Демократический роман дает нам явственно ощутить ту атмосферу отказа, в которой купается общественный стыд, поддерживающий застылый код отношений. Так, повествователь «Поисков…», которому не терпится узнать, вправду ли он получил долгожданное приглашение к принцессе Германтской, слышит от герцогини Германтской: «Надо же было вбить себе в голову, что вас не пригласили! Сюда всех приглашают!»[11] Условие этого «всех», которому не отвечает повествователь, герцогиня не считает нужным уточнить, настолько в ее глазах оно само собой разумеется: это принадлежность к благородным семействам Сен-Жерменского предместья — и в этом случае действительно в приглашении нет нужды, «всех» и так всегда приглашают. Лживость светских речей, как и лицемерная аристократическая любезность, призвана замаскировать унижение, вызванное отвержением и социальной доминацией.
Таким образом, проявления стыла, которые можно было счесть сугубо индивидуальными, оказываются глубоко исторически и социально обусловленными. Игры взгляда и слуха, непроизвольно подчиняющиеся диктату общества и его истории, создают силовые линии. Но навязанные ситуации могут выворачиваться наизнанку. Вплоть до того, что некогда колонизированный другой, в свою очередь, вызывает неведомый ранее стыд. Разве не новый взгляд черного человека вызвал у Арто, Супо и Пейриса (а ведь к этому, особенно у последнего, прибавляется стыд быть интеллектуалом, буржуа или походить на персонажа какого-нибудь писателя) выделение стыда быть белым и представителем Запада, влечение к негрству? «Три тысячи лет, — пишет Сартр, — белые наслаждались привилегией видеть, оставаясь невидимыми: у них был чистый взгляд, свет их глаз выхватывал любой предмет из первородной тени, белизна их кожи — это тоже был взгляд, концентрированный свет. […] Сегодня эти черные люди смотрят на нас, а наш взгляд возвращается в наши глаза».
* * *
Стыд — самая всеобщая вещь на свете, но поводы краснеть и манера отводить глаза различаются в зависимости от народа и культуры в соответствии с ритмом великих переломов Истории. Следовало бы добавить: в зависимости от обычаев, образа мыслей и мифологии. Именно социальные нормы и установления определяют в ту или иную эпоху, в той или иной части света особенности чувства стыда и формы проявления достоинства. Тимэ у Еврипида — не то, что нынешний стыд, в викторианской Англии и послевоенной Японии краснели совсем не из-за одного и того же, и само слово расцвечивается многообразными смыслами. Каждая эпоха, каждая культура ограничивает свободу писать горизонтом вымыслов, тайн и запретов. Готорн был одержим своими пуританскими предками. Анни Эрно мучительно переживала свое воспитание девочки из французской глубинки. Гойтисоло осознал себя гомосексуалистом во франкистской Испании. Тоталитарный террор, ужас Освенцима и память о нем, травма, нанесенная бомбардировкой Хиросимы, придали иное содержание стыду быть человеком (как и стыду сделаться писателем).
☆ ☆ ☆ ☆
СПИСОК ЗАДАНИЙ:
A. Сколько лет, по словам Сартра из фрагмента, белые наслаждались привилегией видеть, оставаясь невидимыми?
B. Пожалуйста, процитируйте из фрагмента текст от слов «Демократический роман дает» до слов «и социальной доминацией.» включительно.

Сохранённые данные
☆ ☆ ☆ ☆
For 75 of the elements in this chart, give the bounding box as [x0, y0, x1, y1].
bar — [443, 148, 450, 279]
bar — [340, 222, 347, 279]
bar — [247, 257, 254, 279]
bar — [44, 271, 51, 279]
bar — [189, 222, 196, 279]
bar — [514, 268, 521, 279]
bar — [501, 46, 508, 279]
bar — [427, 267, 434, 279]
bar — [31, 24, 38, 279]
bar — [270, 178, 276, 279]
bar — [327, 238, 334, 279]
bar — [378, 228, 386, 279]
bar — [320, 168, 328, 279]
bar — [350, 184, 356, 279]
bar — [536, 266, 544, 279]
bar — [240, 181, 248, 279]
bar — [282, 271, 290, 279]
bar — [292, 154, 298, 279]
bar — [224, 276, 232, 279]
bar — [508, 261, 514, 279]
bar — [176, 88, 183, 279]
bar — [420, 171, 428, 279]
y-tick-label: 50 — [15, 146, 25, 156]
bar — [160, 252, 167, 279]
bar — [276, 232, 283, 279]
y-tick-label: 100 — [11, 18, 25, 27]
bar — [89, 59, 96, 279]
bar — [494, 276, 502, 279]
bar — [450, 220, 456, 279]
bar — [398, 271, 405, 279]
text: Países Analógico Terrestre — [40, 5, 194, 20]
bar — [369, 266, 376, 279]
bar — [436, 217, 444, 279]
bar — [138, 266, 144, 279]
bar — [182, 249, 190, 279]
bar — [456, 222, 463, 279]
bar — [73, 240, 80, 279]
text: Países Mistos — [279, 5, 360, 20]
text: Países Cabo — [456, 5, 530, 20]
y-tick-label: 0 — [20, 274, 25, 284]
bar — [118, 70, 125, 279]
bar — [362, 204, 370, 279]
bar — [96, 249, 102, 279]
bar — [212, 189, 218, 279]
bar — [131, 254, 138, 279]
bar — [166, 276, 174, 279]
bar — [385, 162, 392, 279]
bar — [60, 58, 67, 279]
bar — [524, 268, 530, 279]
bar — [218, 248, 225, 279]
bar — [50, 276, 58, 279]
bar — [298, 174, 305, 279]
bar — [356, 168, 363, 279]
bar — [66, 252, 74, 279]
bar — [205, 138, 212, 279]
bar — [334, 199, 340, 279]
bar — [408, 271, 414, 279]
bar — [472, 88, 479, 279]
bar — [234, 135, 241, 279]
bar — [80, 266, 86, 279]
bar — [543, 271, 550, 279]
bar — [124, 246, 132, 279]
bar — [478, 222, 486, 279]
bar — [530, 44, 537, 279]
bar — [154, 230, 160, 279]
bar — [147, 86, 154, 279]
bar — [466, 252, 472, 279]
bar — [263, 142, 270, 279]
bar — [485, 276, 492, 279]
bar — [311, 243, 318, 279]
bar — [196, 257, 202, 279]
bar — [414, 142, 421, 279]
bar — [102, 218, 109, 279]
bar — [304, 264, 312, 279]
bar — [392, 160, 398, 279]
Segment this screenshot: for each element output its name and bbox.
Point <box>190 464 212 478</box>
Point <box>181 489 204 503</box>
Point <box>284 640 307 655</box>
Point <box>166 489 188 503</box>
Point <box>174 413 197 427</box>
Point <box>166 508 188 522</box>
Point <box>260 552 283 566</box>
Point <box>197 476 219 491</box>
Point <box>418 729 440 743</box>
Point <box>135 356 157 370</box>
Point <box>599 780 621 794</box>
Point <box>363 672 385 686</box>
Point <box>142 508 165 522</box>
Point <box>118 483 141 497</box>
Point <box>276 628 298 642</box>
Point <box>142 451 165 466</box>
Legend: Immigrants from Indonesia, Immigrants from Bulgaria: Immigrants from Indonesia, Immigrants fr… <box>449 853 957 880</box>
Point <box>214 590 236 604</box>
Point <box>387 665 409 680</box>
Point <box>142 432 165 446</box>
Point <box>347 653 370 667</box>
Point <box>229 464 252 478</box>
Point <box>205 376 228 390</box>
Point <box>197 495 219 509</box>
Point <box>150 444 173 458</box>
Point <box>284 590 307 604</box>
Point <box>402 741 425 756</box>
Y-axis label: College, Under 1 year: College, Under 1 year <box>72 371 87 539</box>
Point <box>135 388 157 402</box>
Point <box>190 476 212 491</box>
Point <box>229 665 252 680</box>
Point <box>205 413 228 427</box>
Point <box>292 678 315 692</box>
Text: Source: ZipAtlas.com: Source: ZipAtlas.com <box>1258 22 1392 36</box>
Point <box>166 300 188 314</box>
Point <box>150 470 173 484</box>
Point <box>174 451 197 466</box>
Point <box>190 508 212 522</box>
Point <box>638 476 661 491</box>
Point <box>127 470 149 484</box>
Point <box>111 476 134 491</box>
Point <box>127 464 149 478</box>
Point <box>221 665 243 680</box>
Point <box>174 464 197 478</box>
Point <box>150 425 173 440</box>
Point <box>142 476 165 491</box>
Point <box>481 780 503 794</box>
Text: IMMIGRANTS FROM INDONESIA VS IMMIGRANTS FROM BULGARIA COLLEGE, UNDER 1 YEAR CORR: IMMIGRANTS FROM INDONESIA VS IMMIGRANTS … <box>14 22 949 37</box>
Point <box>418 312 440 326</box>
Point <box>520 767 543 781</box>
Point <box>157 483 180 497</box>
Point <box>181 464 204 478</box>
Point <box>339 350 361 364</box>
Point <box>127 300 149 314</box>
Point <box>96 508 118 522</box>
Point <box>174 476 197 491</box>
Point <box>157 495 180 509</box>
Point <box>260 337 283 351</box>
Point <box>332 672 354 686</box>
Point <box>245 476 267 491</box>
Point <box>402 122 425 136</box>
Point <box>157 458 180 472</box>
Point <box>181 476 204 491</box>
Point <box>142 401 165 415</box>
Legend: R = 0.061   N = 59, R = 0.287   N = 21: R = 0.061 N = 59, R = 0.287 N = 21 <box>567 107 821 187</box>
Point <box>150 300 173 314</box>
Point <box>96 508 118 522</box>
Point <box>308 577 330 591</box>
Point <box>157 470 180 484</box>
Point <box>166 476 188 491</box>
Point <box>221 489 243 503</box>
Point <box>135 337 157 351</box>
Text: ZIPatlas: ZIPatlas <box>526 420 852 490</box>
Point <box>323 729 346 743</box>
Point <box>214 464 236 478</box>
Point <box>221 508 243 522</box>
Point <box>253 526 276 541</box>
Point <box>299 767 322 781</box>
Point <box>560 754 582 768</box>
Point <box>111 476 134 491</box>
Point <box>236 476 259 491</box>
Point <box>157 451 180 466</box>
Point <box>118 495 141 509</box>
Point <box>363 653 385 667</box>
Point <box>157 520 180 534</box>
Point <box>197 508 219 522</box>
☆ ☆ ☆ ☆
ОТВЕТЫ К ЗАДАНИЯМ:
A. Три тысячи лет.

B.
Демократический роман дает нам явственно ощутить ту атмосферу отказа, в которой купается общественный стыд, поддерживающий застылый код отношений. Так, повествователь «Поисков…», которому не терпится узнать, вправду ли он получил долгожданное приглашение к принцессе Германтской, слышит от герцогини Германтской: «Надо же было вбить себе в голову, что вас не пригласили! Сюда всех приглашают!»[11] Условие этого «всех», которому не отвечает повествователь, герцогиня не считает нужным уточнить, настолько в ее глазах оно само собой разумеется: это принадлежность к благородным семействам Сен-Жерменского предместья — и в этом случае действительно в приглашении нет нужды, «всех» и так всегда приглашают. Лживость светских речей, как и лицемерная аристократическая любезность, призвана замаскировать унижение, вызванное отвержением и социальной доминацией.